Exercise brief:
What is the number of lines containing "screenshot"? Give only that number.

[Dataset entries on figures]

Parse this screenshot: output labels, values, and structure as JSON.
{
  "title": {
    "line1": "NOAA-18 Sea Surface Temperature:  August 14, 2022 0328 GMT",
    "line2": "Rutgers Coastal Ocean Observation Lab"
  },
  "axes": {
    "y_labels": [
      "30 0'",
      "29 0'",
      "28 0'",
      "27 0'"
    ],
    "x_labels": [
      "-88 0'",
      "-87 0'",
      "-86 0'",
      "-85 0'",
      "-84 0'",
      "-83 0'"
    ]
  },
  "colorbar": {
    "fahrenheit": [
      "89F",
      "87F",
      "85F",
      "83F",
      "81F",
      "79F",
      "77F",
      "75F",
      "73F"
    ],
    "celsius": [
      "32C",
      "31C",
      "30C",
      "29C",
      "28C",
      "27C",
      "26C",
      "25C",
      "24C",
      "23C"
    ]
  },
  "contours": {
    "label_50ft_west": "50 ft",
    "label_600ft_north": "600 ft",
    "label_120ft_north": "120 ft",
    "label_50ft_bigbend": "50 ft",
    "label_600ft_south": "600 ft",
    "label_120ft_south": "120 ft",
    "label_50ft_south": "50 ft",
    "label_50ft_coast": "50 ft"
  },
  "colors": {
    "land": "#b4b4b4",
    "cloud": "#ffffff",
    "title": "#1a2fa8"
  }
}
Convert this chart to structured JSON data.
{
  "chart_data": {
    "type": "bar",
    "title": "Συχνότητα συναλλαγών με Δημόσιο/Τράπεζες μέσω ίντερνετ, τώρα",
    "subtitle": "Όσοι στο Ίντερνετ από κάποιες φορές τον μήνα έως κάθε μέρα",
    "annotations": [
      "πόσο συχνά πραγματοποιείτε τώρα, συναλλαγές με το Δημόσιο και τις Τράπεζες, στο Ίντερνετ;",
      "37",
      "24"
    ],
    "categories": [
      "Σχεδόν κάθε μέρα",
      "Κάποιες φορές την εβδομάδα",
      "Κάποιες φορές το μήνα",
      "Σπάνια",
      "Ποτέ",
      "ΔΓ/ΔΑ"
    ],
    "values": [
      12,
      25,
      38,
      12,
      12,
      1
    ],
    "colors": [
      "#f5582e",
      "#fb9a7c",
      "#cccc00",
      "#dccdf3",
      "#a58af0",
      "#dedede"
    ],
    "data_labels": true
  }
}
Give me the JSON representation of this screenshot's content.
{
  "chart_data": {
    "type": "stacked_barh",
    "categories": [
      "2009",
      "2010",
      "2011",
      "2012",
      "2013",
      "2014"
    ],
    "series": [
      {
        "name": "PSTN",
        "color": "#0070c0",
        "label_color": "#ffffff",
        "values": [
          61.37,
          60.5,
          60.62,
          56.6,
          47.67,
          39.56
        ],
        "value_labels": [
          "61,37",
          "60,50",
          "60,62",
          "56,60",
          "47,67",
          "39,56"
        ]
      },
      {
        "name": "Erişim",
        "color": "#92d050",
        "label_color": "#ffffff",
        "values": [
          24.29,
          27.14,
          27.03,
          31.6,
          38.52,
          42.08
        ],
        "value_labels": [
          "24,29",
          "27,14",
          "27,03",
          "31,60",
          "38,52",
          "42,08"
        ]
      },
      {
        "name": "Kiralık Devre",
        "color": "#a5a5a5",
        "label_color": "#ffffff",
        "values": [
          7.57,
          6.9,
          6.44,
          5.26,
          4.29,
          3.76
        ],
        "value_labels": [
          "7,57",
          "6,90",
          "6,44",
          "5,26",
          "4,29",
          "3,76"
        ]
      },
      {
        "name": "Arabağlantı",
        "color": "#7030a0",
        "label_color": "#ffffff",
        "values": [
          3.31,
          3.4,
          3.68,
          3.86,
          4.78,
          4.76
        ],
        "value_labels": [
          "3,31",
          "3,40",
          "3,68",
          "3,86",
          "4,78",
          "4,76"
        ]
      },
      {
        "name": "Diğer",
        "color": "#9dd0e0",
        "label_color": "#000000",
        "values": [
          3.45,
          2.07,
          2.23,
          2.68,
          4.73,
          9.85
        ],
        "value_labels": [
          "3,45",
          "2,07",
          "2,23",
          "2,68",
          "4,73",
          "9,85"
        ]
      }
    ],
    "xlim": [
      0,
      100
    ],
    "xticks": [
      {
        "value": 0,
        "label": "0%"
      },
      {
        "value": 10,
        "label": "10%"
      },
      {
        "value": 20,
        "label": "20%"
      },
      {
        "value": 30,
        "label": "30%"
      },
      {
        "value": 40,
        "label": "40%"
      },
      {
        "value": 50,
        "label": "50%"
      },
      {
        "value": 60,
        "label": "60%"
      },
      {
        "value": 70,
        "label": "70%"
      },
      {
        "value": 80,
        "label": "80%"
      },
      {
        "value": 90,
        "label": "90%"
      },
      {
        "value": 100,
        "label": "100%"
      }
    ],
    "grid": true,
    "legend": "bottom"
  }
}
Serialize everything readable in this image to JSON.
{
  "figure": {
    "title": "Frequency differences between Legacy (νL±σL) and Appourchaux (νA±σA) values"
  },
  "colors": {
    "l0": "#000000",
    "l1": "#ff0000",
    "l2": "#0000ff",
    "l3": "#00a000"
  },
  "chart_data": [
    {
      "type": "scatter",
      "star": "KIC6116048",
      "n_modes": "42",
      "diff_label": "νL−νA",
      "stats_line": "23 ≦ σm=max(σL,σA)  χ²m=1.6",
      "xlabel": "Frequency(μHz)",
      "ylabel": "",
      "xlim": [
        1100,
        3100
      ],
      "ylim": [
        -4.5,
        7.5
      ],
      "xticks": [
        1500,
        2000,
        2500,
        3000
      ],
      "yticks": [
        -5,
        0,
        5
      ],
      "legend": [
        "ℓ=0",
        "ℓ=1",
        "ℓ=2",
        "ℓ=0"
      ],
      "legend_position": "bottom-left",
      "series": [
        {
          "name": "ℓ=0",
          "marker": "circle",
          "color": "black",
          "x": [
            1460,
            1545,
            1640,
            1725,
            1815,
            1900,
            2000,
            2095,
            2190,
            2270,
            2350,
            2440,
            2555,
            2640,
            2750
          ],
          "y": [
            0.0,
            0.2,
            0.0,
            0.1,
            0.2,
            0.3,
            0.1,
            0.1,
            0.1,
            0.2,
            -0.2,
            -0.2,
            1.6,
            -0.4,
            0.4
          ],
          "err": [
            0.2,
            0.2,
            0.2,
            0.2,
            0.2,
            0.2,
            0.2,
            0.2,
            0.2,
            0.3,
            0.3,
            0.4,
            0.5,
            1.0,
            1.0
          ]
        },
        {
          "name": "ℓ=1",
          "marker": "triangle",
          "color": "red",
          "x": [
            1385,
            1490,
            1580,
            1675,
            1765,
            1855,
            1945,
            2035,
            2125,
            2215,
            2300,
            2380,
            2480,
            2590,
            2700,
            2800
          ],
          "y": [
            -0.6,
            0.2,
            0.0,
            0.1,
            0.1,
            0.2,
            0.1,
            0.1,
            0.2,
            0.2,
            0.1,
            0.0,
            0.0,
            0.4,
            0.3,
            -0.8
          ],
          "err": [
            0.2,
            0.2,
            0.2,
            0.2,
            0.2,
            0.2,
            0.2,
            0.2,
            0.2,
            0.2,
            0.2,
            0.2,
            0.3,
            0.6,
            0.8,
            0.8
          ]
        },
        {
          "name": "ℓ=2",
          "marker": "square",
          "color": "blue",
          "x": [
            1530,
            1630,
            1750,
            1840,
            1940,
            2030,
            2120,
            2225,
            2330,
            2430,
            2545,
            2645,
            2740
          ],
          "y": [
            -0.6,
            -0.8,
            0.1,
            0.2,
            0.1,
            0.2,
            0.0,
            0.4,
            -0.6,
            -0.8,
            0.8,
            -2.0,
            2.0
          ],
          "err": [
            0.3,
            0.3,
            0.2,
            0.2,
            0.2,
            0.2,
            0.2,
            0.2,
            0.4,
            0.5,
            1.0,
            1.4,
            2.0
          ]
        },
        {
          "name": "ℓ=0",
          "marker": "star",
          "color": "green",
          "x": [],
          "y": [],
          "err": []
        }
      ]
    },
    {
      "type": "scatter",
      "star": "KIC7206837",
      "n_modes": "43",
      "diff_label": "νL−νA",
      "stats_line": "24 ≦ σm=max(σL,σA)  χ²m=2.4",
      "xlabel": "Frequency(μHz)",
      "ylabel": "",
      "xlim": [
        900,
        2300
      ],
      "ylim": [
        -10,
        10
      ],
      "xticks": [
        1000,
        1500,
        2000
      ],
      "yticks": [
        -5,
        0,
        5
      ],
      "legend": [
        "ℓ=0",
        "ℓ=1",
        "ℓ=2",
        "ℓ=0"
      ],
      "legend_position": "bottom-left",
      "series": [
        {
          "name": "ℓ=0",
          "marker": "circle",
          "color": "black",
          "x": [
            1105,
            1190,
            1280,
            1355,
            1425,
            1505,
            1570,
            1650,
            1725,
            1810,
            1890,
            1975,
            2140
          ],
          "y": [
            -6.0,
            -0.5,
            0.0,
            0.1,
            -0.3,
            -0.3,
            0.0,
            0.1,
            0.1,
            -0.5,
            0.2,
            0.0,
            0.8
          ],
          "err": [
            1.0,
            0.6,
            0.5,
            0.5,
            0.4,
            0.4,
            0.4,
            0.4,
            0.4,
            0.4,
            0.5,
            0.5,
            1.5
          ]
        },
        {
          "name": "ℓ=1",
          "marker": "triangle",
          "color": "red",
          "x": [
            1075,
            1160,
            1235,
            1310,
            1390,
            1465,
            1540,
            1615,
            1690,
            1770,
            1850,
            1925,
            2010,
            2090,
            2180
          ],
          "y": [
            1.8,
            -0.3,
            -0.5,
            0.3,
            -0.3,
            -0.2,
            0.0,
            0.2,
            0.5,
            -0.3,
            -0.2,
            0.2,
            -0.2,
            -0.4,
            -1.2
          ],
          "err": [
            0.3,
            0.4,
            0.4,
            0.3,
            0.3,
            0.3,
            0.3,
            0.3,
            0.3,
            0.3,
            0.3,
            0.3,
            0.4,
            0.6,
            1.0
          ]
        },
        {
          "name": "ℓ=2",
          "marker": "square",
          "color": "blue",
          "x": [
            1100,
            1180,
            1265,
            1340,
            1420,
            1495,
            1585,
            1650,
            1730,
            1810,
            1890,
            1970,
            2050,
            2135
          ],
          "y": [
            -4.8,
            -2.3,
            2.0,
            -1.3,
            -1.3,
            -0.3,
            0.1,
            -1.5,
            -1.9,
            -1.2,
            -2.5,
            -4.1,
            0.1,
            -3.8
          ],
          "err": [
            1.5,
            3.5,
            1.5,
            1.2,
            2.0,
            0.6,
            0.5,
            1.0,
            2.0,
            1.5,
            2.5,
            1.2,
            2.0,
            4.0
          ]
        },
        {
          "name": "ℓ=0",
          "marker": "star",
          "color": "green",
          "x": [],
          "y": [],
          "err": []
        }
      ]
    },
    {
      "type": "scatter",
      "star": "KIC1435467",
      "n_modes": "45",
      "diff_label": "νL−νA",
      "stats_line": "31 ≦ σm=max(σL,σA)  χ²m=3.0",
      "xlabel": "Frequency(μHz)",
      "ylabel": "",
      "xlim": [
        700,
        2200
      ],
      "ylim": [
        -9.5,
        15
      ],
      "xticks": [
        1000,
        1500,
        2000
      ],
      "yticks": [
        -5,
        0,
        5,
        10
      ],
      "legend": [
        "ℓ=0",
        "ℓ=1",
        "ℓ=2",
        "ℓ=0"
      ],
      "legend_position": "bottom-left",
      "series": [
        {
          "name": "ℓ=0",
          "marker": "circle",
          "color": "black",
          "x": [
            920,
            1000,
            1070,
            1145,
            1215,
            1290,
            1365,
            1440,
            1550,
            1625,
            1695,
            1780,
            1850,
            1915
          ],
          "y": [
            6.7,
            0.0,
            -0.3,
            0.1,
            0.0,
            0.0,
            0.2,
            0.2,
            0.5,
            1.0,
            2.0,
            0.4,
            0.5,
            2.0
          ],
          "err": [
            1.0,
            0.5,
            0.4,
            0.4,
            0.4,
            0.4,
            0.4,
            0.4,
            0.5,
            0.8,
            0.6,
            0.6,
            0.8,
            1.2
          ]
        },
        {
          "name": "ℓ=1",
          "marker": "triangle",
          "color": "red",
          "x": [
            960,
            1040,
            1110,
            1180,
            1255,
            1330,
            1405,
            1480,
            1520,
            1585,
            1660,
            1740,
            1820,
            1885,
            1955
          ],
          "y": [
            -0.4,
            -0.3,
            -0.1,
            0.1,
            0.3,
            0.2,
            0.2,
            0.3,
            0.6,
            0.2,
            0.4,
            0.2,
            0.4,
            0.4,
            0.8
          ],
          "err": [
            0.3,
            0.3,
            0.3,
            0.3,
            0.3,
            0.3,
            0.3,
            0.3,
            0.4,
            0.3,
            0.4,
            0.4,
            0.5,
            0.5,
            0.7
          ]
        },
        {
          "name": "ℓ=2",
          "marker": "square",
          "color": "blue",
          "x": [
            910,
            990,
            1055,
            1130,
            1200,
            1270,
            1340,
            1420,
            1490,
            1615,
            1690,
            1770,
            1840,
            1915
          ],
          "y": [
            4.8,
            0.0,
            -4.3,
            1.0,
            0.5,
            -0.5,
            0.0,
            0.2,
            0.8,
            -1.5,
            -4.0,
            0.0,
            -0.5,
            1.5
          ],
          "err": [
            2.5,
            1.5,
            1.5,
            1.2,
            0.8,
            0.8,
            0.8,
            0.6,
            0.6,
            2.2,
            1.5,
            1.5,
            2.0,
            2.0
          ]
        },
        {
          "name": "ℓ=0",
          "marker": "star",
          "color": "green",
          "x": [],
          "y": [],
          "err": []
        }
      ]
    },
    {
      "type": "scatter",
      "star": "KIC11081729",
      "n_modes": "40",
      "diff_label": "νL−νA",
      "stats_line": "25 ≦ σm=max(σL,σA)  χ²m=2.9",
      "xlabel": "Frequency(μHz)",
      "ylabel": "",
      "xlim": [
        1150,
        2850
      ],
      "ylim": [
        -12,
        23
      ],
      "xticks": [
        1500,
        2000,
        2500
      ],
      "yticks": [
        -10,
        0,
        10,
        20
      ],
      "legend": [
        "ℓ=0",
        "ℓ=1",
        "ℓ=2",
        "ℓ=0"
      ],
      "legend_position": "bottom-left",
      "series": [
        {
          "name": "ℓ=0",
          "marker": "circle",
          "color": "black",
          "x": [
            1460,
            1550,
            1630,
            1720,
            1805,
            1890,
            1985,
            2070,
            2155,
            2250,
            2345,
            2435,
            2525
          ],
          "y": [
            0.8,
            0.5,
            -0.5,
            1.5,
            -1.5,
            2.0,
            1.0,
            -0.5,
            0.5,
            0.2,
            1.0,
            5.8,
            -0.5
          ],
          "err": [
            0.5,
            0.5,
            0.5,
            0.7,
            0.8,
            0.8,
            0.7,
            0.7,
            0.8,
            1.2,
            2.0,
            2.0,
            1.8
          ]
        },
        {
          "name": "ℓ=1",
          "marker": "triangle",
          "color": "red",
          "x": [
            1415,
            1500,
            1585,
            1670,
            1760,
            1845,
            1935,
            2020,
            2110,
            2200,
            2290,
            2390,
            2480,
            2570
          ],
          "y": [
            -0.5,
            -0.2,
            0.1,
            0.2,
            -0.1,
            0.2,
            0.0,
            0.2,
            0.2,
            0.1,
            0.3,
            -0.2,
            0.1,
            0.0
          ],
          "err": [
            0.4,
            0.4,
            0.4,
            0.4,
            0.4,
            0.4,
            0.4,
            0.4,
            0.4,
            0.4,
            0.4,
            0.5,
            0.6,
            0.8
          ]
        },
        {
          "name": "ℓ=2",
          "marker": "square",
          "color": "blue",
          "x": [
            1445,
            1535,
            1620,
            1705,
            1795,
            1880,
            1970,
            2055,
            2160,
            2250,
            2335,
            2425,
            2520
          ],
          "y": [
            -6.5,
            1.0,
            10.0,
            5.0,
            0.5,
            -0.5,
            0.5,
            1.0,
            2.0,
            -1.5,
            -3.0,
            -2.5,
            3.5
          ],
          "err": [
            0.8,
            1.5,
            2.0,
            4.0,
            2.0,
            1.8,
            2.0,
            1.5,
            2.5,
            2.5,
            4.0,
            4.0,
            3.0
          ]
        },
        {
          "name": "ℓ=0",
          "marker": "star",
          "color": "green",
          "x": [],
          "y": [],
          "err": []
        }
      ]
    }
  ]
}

Task answer:
2